**Testo del documento**:
□ □ □ □

Che geni modesti, invece, e perciò grandiosi, quei cavourriani della Destra storica che mandarono il più cattolico e papista dei generali piemontesi a bombardare le mura del Papa, con la consegna di fare meno danni possibile e di salvaguardare la persona del Pontefice. E quello, diligentemente, dopo aver pregato nella messa al campo detta dal cappellano militare, siccome era più liberale che codino, perché anche la religione come qualunque idea, compreso l'ateismo, vuole la libertà, aggirò la scomunica facendo ordinare il bombardamento da un provvidenziale capitano Segre, ebreo piemontese.
Che grande classe dirigente. Così poco Destra da incarcerare i vescovi rivoltosi del Piemonte che aizzavano i fedeli a disobbedire alle leggi dello Stato. Così poco Sinistra da rimettere i conti in pareggio, fino al punto che la lira arrivò a valere più dell’oro.
Un calcolo sbagliato, quello della rivincita sul Risorgimento e sull’Illuminismo, nientemeno, che i consiglieri di papa Ratzinger, se non lui stesso, hanno proposto. Ma non si può andare contro la Storia, che è sempre Storia della libertà, come ripeteva un Benedetto ai suoi tempi poco benedetto Oltretevere, nonostante che avesse la Croce nel cognome.

□ □ □ □

**Contenuto dei dati**:
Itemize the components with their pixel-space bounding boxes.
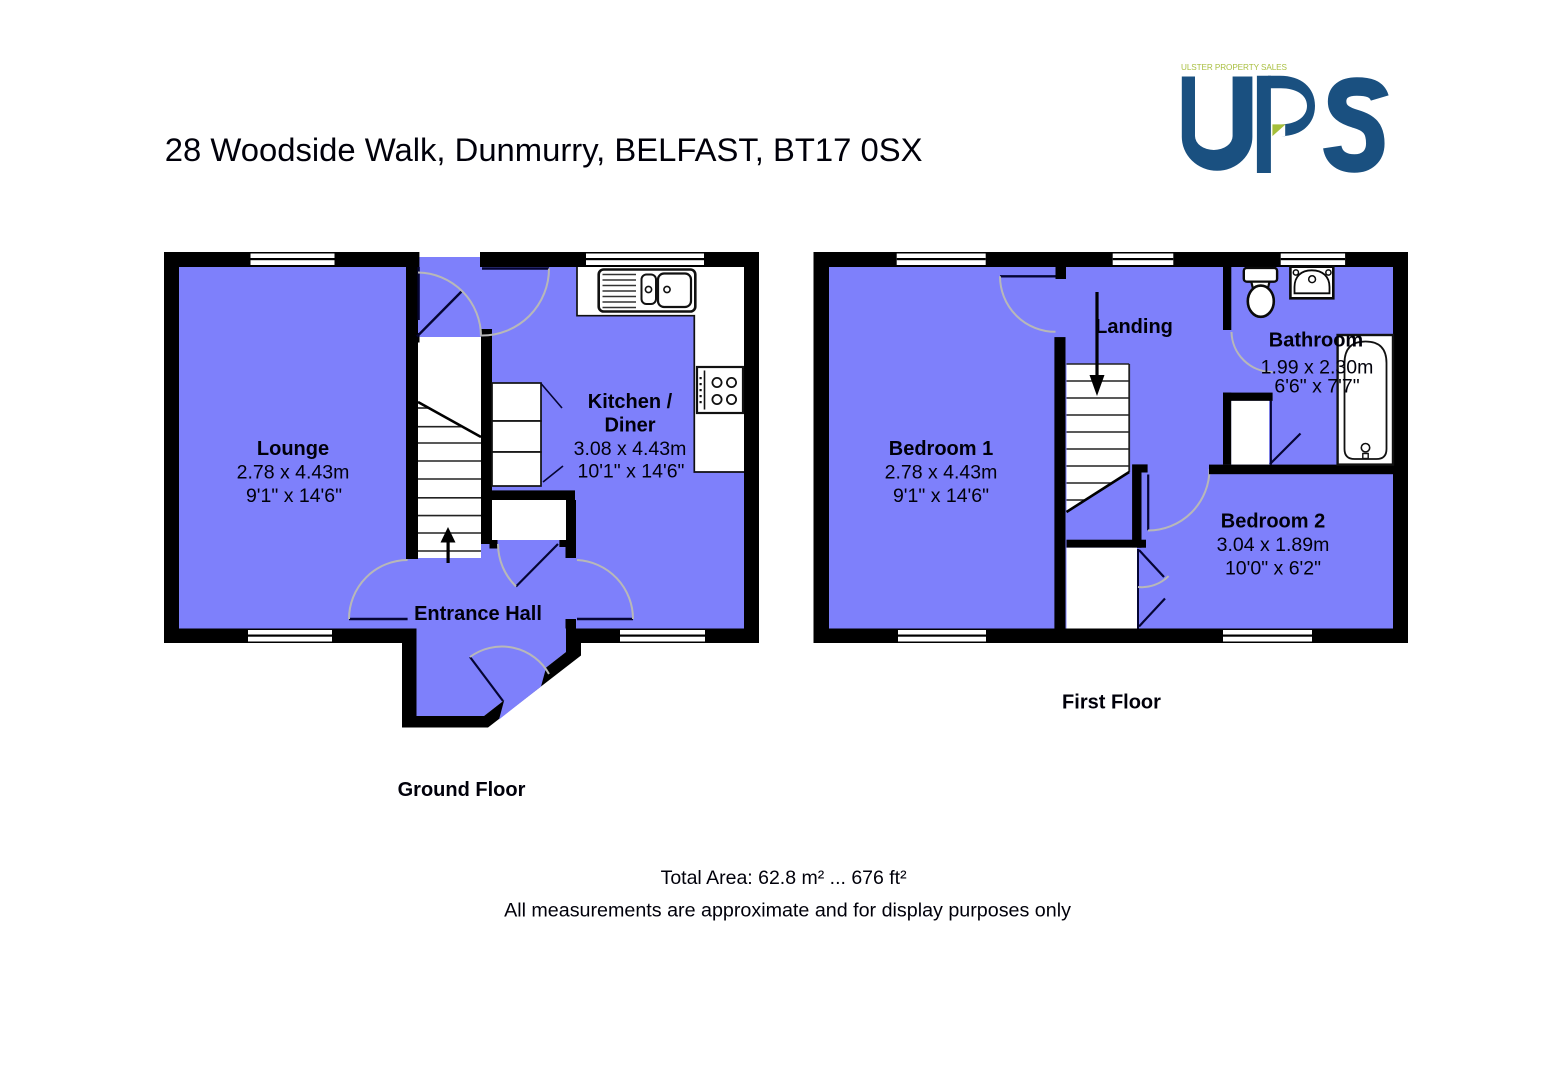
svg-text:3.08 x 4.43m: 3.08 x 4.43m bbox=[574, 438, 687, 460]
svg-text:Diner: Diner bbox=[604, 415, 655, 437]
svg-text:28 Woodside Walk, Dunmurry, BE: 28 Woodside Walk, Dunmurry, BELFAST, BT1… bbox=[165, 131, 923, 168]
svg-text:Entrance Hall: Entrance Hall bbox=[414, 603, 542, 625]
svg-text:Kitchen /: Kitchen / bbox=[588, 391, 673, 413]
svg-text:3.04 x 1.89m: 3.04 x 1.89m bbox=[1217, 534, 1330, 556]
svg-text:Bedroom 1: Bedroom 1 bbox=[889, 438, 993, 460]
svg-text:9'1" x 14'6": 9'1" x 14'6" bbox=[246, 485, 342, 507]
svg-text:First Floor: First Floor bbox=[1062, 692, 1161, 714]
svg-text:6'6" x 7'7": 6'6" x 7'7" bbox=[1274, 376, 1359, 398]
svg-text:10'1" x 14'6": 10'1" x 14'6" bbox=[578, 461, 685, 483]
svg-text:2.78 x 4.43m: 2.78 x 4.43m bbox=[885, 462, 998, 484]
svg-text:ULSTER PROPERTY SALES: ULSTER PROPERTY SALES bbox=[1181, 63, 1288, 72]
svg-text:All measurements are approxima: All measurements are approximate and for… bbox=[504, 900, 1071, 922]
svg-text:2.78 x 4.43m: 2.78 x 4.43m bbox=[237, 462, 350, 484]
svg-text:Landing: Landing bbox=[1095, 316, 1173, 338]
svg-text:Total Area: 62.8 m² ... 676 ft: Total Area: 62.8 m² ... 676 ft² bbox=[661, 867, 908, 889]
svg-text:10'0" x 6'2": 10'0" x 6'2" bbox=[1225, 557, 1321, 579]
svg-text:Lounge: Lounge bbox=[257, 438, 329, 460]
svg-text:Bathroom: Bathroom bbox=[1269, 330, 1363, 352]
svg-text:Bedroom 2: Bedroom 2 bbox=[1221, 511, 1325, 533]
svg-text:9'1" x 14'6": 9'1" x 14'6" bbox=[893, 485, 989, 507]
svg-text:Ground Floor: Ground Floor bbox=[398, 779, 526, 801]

□ □ □ □

**Problemi da risolvere**:
1. Nel testo sulla Destra storica, da chi viene fatto ordinare il bombardamento delle mura del Papa?
2. Elenca tutte le azioni che il testo sulla Destra storica attribuisce a quella classe dirigente.
I dati non hanno alcun ruolo in questo esercizio.

**Soluzioni dell'esercizio**:
1. Da un capitano Segre, ebreo piemontese.

2.
- Mandare il più cattolico e papista dei generali piemontesi a bombardare le mura del Papa, con la consegna di fare meno danni possibile e di salvaguardare la persona del Pontefice
- Incarcerare i vescovi rivoltosi del Piemonte che aizzavano i fedeli a disobbedire alle leggi dello Stato
- Rimettere i conti in pareggio, fino al punto che la lira arrivò a valere più dell'oro